PROBLEM –
Copy down every line where the string "Technological" shows up.

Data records
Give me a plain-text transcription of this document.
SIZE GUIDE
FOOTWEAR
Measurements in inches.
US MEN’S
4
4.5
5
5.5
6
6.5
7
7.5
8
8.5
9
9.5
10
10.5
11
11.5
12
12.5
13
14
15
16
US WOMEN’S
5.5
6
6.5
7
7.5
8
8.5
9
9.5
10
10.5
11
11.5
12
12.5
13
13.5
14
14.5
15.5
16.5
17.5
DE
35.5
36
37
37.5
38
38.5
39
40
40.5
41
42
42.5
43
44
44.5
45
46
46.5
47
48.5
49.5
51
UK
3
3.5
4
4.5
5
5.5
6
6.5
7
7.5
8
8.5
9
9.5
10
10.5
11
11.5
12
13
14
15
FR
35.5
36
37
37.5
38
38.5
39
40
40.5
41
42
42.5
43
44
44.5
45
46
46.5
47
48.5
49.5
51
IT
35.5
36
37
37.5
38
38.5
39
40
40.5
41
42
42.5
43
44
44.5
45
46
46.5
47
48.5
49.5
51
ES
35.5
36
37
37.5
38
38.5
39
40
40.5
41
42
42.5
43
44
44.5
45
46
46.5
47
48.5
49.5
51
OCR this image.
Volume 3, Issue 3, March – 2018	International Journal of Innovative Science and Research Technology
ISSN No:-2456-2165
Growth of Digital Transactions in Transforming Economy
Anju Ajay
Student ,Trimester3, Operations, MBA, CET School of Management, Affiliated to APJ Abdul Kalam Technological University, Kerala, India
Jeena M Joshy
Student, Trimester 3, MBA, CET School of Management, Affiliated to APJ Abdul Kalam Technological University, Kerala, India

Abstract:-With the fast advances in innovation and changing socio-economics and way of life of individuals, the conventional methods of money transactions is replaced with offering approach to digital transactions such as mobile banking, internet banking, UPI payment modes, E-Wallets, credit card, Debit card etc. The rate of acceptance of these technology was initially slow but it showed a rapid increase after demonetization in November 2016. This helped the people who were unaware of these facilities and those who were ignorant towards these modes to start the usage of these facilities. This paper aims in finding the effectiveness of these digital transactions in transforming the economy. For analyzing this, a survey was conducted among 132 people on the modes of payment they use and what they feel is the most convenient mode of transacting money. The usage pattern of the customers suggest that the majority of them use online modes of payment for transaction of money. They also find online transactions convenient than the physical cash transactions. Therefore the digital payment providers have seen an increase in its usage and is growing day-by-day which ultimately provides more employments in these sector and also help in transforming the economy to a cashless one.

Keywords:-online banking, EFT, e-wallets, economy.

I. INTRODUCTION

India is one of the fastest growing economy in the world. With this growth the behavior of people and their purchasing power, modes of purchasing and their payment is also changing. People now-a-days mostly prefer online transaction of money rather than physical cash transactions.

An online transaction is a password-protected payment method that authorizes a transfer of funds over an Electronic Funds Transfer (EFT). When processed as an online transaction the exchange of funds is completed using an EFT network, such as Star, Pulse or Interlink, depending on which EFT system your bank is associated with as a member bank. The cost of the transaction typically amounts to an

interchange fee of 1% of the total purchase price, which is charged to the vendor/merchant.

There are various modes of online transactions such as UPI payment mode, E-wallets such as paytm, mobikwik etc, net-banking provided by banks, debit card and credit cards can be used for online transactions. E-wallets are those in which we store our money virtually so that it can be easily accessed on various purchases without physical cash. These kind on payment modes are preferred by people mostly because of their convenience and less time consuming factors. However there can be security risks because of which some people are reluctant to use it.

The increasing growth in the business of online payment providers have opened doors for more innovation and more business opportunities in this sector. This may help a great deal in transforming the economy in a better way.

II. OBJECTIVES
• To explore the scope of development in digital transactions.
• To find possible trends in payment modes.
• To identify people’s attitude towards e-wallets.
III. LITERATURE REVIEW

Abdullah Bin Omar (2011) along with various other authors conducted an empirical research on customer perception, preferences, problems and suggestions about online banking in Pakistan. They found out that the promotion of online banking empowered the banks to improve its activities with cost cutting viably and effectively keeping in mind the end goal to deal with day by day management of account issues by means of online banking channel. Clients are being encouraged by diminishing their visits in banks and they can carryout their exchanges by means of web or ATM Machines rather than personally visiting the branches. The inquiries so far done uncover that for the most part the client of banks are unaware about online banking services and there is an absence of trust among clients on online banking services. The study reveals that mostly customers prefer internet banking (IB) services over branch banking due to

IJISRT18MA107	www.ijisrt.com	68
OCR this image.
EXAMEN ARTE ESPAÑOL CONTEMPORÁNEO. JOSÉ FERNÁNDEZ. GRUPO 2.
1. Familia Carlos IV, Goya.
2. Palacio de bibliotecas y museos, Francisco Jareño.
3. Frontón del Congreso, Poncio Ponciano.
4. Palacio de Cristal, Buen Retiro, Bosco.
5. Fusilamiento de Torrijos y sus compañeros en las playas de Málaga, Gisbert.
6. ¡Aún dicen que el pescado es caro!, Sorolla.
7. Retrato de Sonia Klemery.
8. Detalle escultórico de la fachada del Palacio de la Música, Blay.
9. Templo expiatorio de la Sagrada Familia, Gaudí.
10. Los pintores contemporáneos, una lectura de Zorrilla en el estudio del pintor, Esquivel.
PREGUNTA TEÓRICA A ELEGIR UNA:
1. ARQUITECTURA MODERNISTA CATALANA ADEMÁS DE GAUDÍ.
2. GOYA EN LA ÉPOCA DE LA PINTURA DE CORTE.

SOLUTION TO THIS PROBLEM –
Student ,Trimester3, Operations, MBA, CET School of Management, Affiliated to APJ Abdul Kalam Technological University, Kerala, India
Student, Trimester 3, MBA, CET School of Management, Affiliated to APJ Abdul Kalam Technological University, Kerala, India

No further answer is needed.